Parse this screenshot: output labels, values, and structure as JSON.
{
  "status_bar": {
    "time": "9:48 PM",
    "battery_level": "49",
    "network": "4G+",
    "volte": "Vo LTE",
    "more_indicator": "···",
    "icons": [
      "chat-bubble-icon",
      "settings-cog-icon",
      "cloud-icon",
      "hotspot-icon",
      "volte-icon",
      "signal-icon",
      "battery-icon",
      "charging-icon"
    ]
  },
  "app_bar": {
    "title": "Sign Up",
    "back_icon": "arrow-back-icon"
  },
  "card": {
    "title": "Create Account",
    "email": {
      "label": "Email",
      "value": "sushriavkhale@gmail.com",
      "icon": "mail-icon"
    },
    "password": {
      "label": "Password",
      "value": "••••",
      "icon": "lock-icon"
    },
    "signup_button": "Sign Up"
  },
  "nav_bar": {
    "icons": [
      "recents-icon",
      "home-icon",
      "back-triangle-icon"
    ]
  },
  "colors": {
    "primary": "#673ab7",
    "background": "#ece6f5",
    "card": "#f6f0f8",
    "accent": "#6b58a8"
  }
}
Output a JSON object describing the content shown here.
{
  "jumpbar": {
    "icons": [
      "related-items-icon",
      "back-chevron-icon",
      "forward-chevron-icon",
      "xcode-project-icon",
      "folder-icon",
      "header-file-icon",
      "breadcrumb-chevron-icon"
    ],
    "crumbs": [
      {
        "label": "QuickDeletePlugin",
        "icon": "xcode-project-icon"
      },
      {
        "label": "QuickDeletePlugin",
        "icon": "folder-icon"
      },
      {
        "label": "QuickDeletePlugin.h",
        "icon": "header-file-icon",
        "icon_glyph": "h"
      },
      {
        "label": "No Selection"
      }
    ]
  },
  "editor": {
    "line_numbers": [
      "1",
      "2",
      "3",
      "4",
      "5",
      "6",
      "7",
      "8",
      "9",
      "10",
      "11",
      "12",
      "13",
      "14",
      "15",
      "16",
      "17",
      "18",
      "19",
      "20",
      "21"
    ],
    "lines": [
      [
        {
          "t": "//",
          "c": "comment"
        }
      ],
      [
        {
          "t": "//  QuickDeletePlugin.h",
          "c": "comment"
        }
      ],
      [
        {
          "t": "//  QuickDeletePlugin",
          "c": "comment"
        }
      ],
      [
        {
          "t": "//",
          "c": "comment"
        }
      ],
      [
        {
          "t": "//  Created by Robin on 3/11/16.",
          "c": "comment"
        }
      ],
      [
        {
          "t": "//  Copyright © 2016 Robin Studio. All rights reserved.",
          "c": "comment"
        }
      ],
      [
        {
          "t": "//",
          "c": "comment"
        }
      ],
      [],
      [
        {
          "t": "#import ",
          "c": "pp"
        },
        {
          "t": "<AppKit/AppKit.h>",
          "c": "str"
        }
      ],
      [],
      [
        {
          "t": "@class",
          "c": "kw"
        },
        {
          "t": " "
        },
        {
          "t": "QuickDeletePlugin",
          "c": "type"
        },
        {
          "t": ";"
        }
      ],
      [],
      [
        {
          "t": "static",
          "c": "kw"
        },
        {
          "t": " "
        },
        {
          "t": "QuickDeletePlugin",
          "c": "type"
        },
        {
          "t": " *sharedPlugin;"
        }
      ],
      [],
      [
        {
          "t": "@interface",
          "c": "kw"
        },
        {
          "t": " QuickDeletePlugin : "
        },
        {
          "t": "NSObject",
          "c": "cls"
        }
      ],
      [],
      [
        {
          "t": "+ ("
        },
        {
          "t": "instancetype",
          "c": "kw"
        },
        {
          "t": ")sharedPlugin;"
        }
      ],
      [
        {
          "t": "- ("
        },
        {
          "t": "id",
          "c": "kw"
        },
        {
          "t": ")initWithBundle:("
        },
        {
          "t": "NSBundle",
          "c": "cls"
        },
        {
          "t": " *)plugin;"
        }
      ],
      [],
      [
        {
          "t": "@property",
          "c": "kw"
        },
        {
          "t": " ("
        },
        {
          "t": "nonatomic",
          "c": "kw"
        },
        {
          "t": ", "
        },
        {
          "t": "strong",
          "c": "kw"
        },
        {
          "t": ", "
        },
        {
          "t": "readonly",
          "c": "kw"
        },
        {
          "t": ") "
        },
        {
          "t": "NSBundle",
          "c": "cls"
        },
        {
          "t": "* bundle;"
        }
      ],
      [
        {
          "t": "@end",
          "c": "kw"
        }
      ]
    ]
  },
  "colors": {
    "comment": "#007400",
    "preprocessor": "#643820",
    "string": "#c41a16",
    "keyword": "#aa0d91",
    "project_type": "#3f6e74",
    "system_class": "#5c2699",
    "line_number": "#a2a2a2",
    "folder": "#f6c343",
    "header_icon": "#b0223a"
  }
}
******
Directions: Set down the entries above again, word for word.

Solution to the exercise:
Parse this screenshot: output labels, values, and structure as JSON.
{
  "status_bar": {
    "time": "9:48 PM",
    "battery_level": "49",
    "network": "4G+",
    "volte": "Vo LTE",
    "more_indicator": "···",
    "icons": [
      "chat-bubble-icon",
      "settings-cog-icon",
      "cloud-icon",
      "hotspot-icon",
      "volte-icon",
      "signal-icon",
      "battery-icon",
      "charging-icon"
    ]
  },
  "app_bar": {
    "title": "Sign Up",
    "back_icon": "arrow-back-icon"
  },
  "card": {
    "title": "Create Account",
    "email": {
      "label": "Email",
      "value": "sushriavkhale@gmail.com",
      "icon": "mail-icon"
    },
    "password": {
      "label": "Password",
      "value": "••••",
      "icon": "lock-icon"
    },
    "signup_button": "Sign Up"
  },
  "nav_bar": {
    "icons": [
      "recents-icon",
      "home-icon",
      "back-triangle-icon"
    ]
  },
  "colors": {
    "primary": "#673ab7",
    "background": "#ece6f5",
    "card": "#f6f0f8",
    "accent": "#6b58a8"
  }
}
Output a JSON object describing the content shown here.
{
  "jumpbar": {
    "icons": [
      "related-items-icon",
      "back-chevron-icon",
      "forward-chevron-icon",
      "xcode-project-icon",
      "folder-icon",
      "header-file-icon",
      "breadcrumb-chevron-icon"
    ],
    "crumbs": [
      {
        "label": "QuickDeletePlugin",
        "icon": "xcode-project-icon"
      },
      {
        "label": "QuickDeletePlugin",
        "icon": "folder-icon"
      },
      {
        "label": "QuickDeletePlugin.h",
        "icon": "header-file-icon",
        "icon_glyph": "h"
      },
      {
        "label": "No Selection"
      }
    ]
  },
  "editor": {
    "line_numbers": [
      "1",
      "2",
      "3",
      "4",
      "5",
      "6",
      "7",
      "8",
      "9",
      "10",
      "11",
      "12",
      "13",
      "14",
      "15",
      "16",
      "17",
      "18",
      "19",
      "20",
      "21"
    ],
    "lines": [
      [
        {
          "t": "//",
          "c": "comment"
        }
      ],
      [
        {
          "t": "//  QuickDeletePlugin.h",
          "c": "comment"
        }
      ],
      [
        {
          "t": "//  QuickDeletePlugin",
          "c": "comment"
        }
      ],
      [
        {
          "t": "//",
          "c": "comment"
        }
      ],
      [
        {
          "t": "//  Created by Robin on 3/11/16.",
          "c": "comment"
        }
      ],
      [
        {
          "t": "//  Copyright © 2016 Robin Studio. All rights reserved.",
          "c": "comment"
        }
      ],
      [
        {
          "t": "//",
          "c": "comment"
        }
      ],
      [],
      [
        {
          "t": "#import ",
          "c": "pp"
        },
        {
          "t": "<AppKit/AppKit.h>",
          "c": "str"
        }
      ],
      [],
      [
        {
          "t": "@class",
          "c": "kw"
        },
        {
          "t": " "
        },
        {
          "t": "QuickDeletePlugin",
          "c": "type"
        },
        {
          "t": ";"
        }
      ],
      [],
      [
        {
          "t": "static",
          "c": "kw"
        },
        {
          "t": " "
        },
        {
          "t": "QuickDeletePlugin",
          "c": "type"
        },
        {
          "t": " *sharedPlugin;"
        }
      ],
      [],
      [
        {
          "t": "@interface",
          "c": "kw"
        },
        {
          "t": " QuickDeletePlugin : "
        },
        {
          "t": "NSObject",
          "c": "cls"
        }
      ],
      [],
      [
        {
          "t": "+ ("
        },
        {
          "t": "instancetype",
          "c": "kw"
        },
        {
          "t": ")sharedPlugin;"
        }
      ],
      [
        {
          "t": "- ("
        },
        {
          "t": "id",
          "c": "kw"
        },
        {
          "t": ")initWithBundle:("
        },
        {
          "t": "NSBundle",
          "c": "cls"
        },
        {
          "t": " *)plugin;"
        }
      ],
      [],
      [
        {
          "t": "@property",
          "c": "kw"
        },
        {
          "t": " ("
        },
        {
          "t": "nonatomic",
          "c": "kw"
        },
        {
          "t": ", "
        },
        {
          "t": "strong",
          "c": "kw"
        },
        {
          "t": ", "
        },
        {
          "t": "readonly",
          "c": "kw"
        },
        {
          "t": ") "
        },
        {
          "t": "NSBundle",
          "c": "cls"
        },
        {
          "t": "* bundle;"
        }
      ],
      [
        {
          "t": "@end",
          "c": "kw"
        }
      ]
    ]
  },
  "colors": {
    "comment": "#007400",
    "preprocessor": "#643820",
    "string": "#c41a16",
    "keyword": "#aa0d91",
    "project_type": "#3f6e74",
    "system_class": "#5c2699",
    "line_number": "#a2a2a2",
    "folder": "#f6c343",
    "header_icon": "#b0223a"
  }
}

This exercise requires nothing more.